[Start DATA FOR THIS TASK]

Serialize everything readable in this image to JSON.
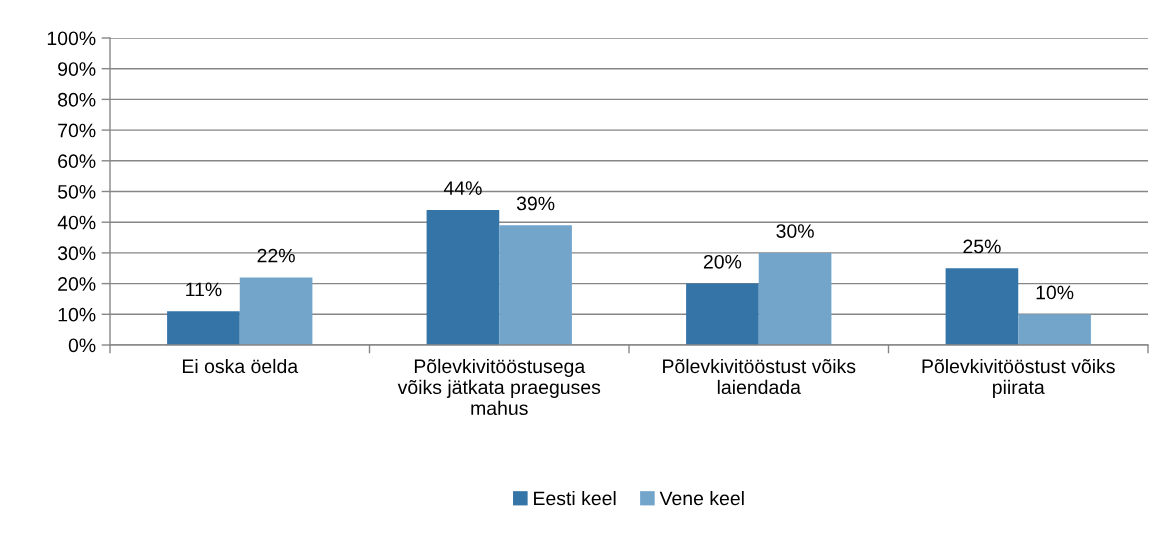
{
  "chart_data": {
    "type": "bar",
    "categories": [
      "Ei oska öelda",
      "Põlevkivitööstusega võiks jätkata praeguses mahus",
      "Põlevkivitööstust võiks laiendada",
      "Põlevkivitööstust võiks piirata"
    ],
    "series": [
      {
        "name": "Eesti keel",
        "color": "#3574a6",
        "values": [
          11,
          44,
          20,
          25
        ],
        "value_labels": [
          "11%",
          "44%",
          "20%",
          "25%"
        ]
      },
      {
        "name": "Vene keel",
        "color": "#73a5cb",
        "values": [
          22,
          39,
          30,
          10
        ],
        "value_labels": [
          "22%",
          "39%",
          "30%",
          "10%"
        ]
      }
    ],
    "ylim": [
      0,
      100
    ],
    "yticks": [
      {
        "value": 0,
        "label": "0%"
      },
      {
        "value": 10,
        "label": "10%"
      },
      {
        "value": 20,
        "label": "20%"
      },
      {
        "value": 30,
        "label": "30%"
      },
      {
        "value": 40,
        "label": "40%"
      },
      {
        "value": 50,
        "label": "50%"
      },
      {
        "value": 60,
        "label": "60%"
      },
      {
        "value": 70,
        "label": "70%"
      },
      {
        "value": 80,
        "label": "80%"
      },
      {
        "value": 90,
        "label": "90%"
      },
      {
        "value": 100,
        "label": "100%"
      }
    ],
    "grid": "y",
    "legend": "bottom"
  }
}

[End DATA FOR THIS TASK]

**SHORT PROBLEM**
Set down the lines of the records above exactly, apart from the pictures.

**SOLUTION TO THIS TASK**
Serialize everything readable in this image to JSON.
{
  "chart_data": {
    "type": "bar",
    "categories": [
      "Ei oska öelda",
      "Põlevkivitööstusega võiks jätkata praeguses mahus",
      "Põlevkivitööstust võiks laiendada",
      "Põlevkivitööstust võiks piirata"
    ],
    "series": [
      {
        "name": "Eesti keel",
        "color": "#3574a6",
        "values": [
          11,
          44,
          20,
          25
        ],
        "value_labels": [
          "11%",
          "44%",
          "20%",
          "25%"
        ]
      },
      {
        "name": "Vene keel",
        "color": "#73a5cb",
        "values": [
          22,
          39,
          30,
          10
        ],
        "value_labels": [
          "22%",
          "39%",
          "30%",
          "10%"
        ]
      }
    ],
    "ylim": [
      0,
      100
    ],
    "yticks": [
      {
        "value": 0,
        "label": "0%"
      },
      {
        "value": 10,
        "label": "10%"
      },
      {
        "value": 20,
        "label": "20%"
      },
      {
        "value": 30,
        "label": "30%"
      },
      {
        "value": 40,
        "label": "40%"
      },
      {
        "value": 50,
        "label": "50%"
      },
      {
        "value": 60,
        "label": "60%"
      },
      {
        "value": 70,
        "label": "70%"
      },
      {
        "value": 80,
        "label": "80%"
      },
      {
        "value": 90,
        "label": "90%"
      },
      {
        "value": 100,
        "label": "100%"
      }
    ],
    "grid": "y",
    "legend": "bottom"
  }
}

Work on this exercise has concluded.